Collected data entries
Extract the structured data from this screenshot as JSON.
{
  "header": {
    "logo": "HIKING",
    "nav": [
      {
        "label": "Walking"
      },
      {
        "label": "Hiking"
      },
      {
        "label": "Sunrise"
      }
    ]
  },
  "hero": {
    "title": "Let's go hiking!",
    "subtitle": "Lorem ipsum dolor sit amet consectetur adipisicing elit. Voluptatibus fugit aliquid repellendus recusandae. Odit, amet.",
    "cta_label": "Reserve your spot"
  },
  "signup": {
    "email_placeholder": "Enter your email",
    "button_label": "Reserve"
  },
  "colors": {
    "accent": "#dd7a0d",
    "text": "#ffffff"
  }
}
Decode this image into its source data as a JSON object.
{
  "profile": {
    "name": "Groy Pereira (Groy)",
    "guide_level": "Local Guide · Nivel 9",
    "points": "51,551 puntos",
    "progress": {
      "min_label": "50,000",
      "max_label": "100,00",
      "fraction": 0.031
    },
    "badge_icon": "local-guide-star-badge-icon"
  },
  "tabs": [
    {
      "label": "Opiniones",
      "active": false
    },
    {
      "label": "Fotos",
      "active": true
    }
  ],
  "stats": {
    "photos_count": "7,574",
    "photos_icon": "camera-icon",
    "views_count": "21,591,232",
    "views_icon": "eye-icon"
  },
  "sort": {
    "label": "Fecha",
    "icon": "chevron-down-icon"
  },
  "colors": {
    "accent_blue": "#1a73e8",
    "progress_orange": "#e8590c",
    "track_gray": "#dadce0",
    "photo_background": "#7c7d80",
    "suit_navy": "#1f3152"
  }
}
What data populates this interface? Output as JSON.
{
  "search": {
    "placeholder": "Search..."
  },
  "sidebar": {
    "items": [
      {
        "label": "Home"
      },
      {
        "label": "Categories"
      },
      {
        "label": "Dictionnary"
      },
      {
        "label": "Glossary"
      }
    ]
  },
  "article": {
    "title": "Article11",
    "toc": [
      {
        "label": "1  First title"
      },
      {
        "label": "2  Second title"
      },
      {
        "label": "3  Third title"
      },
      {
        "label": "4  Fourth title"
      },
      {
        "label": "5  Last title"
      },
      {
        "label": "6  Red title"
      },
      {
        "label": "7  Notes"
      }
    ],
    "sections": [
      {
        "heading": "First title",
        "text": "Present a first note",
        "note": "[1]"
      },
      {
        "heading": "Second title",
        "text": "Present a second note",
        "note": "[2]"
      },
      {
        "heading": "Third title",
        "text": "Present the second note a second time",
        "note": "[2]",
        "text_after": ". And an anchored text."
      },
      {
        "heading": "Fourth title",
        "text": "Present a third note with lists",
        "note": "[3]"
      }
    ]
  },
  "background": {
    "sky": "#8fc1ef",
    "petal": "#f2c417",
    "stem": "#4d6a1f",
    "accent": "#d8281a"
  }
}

• PROBLEM DESCRIPTION
Repeat the records above in full, character for character.

• ANSWER TO THIS PROBLEM
Extract the structured data from this screenshot as JSON.
{
  "header": {
    "logo": "HIKING",
    "nav": [
      {
        "label": "Walking"
      },
      {
        "label": "Hiking"
      },
      {
        "label": "Sunrise"
      }
    ]
  },
  "hero": {
    "title": "Let's go hiking!",
    "subtitle": "Lorem ipsum dolor sit amet consectetur adipisicing elit. Voluptatibus fugit aliquid repellendus recusandae. Odit, amet.",
    "cta_label": "Reserve your spot"
  },
  "signup": {
    "email_placeholder": "Enter your email",
    "button_label": "Reserve"
  },
  "colors": {
    "accent": "#dd7a0d",
    "text": "#ffffff"
  }
}
Decode this image into its source data as a JSON object.
{
  "profile": {
    "name": "Groy Pereira (Groy)",
    "guide_level": "Local Guide · Nivel 9",
    "points": "51,551 puntos",
    "progress": {
      "min_label": "50,000",
      "max_label": "100,00",
      "fraction": 0.031
    },
    "badge_icon": "local-guide-star-badge-icon"
  },
  "tabs": [
    {
      "label": "Opiniones",
      "active": false
    },
    {
      "label": "Fotos",
      "active": true
    }
  ],
  "stats": {
    "photos_count": "7,574",
    "photos_icon": "camera-icon",
    "views_count": "21,591,232",
    "views_icon": "eye-icon"
  },
  "sort": {
    "label": "Fecha",
    "icon": "chevron-down-icon"
  },
  "colors": {
    "accent_blue": "#1a73e8",
    "progress_orange": "#e8590c",
    "track_gray": "#dadce0",
    "photo_background": "#7c7d80",
    "suit_navy": "#1f3152"
  }
}
What data populates this interface? Output as JSON.
{
  "search": {
    "placeholder": "Search..."
  },
  "sidebar": {
    "items": [
      {
        "label": "Home"
      },
      {
        "label": "Categories"
      },
      {
        "label": "Dictionnary"
      },
      {
        "label": "Glossary"
      }
    ]
  },
  "article": {
    "title": "Article11",
    "toc": [
      {
        "label": "1  First title"
      },
      {
        "label": "2  Second title"
      },
      {
        "label": "3  Third title"
      },
      {
        "label": "4  Fourth title"
      },
      {
        "label": "5  Last title"
      },
      {
        "label": "6  Red title"
      },
      {
        "label": "7  Notes"
      }
    ],
    "sections": [
      {
        "heading": "First title",
        "text": "Present a first note",
        "note": "[1]"
      },
      {
        "heading": "Second title",
        "text": "Present a second note",
        "note": "[2]"
      },
      {
        "heading": "Third title",
        "text": "Present the second note a second time",
        "note": "[2]",
        "text_after": ". And an anchored text."
      },
      {
        "heading": "Fourth title",
        "text": "Present a third note with lists",
        "note": "[3]"
      }
    ]
  },
  "background": {
    "sky": "#8fc1ef",
    "petal": "#f2c417",
    "stem": "#4d6a1f",
    "accent": "#d8281a"
  }
}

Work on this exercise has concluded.